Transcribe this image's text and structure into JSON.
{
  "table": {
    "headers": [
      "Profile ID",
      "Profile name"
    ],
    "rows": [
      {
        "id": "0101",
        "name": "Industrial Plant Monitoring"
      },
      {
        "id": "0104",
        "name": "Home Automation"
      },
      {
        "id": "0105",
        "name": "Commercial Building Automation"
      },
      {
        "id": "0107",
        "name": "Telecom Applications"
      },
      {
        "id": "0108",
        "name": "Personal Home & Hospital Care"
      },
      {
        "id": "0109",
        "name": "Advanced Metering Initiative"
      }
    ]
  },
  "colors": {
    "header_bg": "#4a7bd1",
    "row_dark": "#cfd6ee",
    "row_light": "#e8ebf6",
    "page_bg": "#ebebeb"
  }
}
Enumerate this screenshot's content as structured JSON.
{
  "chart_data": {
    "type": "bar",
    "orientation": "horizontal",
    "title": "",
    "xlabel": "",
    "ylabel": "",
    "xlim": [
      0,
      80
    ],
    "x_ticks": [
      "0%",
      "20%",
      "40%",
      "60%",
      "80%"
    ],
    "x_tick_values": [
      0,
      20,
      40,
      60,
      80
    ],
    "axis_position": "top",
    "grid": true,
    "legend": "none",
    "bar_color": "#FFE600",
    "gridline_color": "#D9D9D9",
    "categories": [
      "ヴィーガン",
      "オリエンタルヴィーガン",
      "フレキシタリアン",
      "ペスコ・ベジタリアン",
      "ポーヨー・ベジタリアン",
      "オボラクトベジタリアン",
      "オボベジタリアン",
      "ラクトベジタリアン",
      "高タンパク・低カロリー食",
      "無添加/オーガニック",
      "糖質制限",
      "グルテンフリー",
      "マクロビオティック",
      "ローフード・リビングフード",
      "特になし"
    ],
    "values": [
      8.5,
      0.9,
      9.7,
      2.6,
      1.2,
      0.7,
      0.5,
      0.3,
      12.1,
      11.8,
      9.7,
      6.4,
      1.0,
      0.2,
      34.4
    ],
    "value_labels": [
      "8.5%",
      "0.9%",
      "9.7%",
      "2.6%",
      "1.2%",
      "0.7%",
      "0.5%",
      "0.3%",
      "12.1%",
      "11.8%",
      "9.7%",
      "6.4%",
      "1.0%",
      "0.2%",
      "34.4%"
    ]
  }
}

━━━━━━━━━━━━━━━━

TASK DIRECTIONS = From the records above, extract every line exactly as it stands.

WORKED ANSWER =
Transcribe this image's text and structure into JSON.
{
  "table": {
    "headers": [
      "Profile ID",
      "Profile name"
    ],
    "rows": [
      {
        "id": "0101",
        "name": "Industrial Plant Monitoring"
      },
      {
        "id": "0104",
        "name": "Home Automation"
      },
      {
        "id": "0105",
        "name": "Commercial Building Automation"
      },
      {
        "id": "0107",
        "name": "Telecom Applications"
      },
      {
        "id": "0108",
        "name": "Personal Home & Hospital Care"
      },
      {
        "id": "0109",
        "name": "Advanced Metering Initiative"
      }
    ]
  },
  "colors": {
    "header_bg": "#4a7bd1",
    "row_dark": "#cfd6ee",
    "row_light": "#e8ebf6",
    "page_bg": "#ebebeb"
  }
}
Enumerate this screenshot's content as structured JSON.
{
  "chart_data": {
    "type": "bar",
    "orientation": "horizontal",
    "title": "",
    "xlabel": "",
    "ylabel": "",
    "xlim": [
      0,
      80
    ],
    "x_ticks": [
      "0%",
      "20%",
      "40%",
      "60%",
      "80%"
    ],
    "x_tick_values": [
      0,
      20,
      40,
      60,
      80
    ],
    "axis_position": "top",
    "grid": true,
    "legend": "none",
    "bar_color": "#FFE600",
    "gridline_color": "#D9D9D9",
    "categories": [
      "ヴィーガン",
      "オリエンタルヴィーガン",
      "フレキシタリアン",
      "ペスコ・ベジタリアン",
      "ポーヨー・ベジタリアン",
      "オボラクトベジタリアン",
      "オボベジタリアン",
      "ラクトベジタリアン",
      "高タンパク・低カロリー食",
      "無添加/オーガニック",
      "糖質制限",
      "グルテンフリー",
      "マクロビオティック",
      "ローフード・リビングフード",
      "特になし"
    ],
    "values": [
      8.5,
      0.9,
      9.7,
      2.6,
      1.2,
      0.7,
      0.5,
      0.3,
      12.1,
      11.8,
      9.7,
      6.4,
      1.0,
      0.2,
      34.4
    ],
    "value_labels": [
      "8.5%",
      "0.9%",
      "9.7%",
      "2.6%",
      "1.2%",
      "0.7%",
      "0.5%",
      "0.3%",
      "12.1%",
      "11.8%",
      "9.7%",
      "6.4%",
      "1.0%",
      "0.2%",
      "34.4%"
    ]
  }
}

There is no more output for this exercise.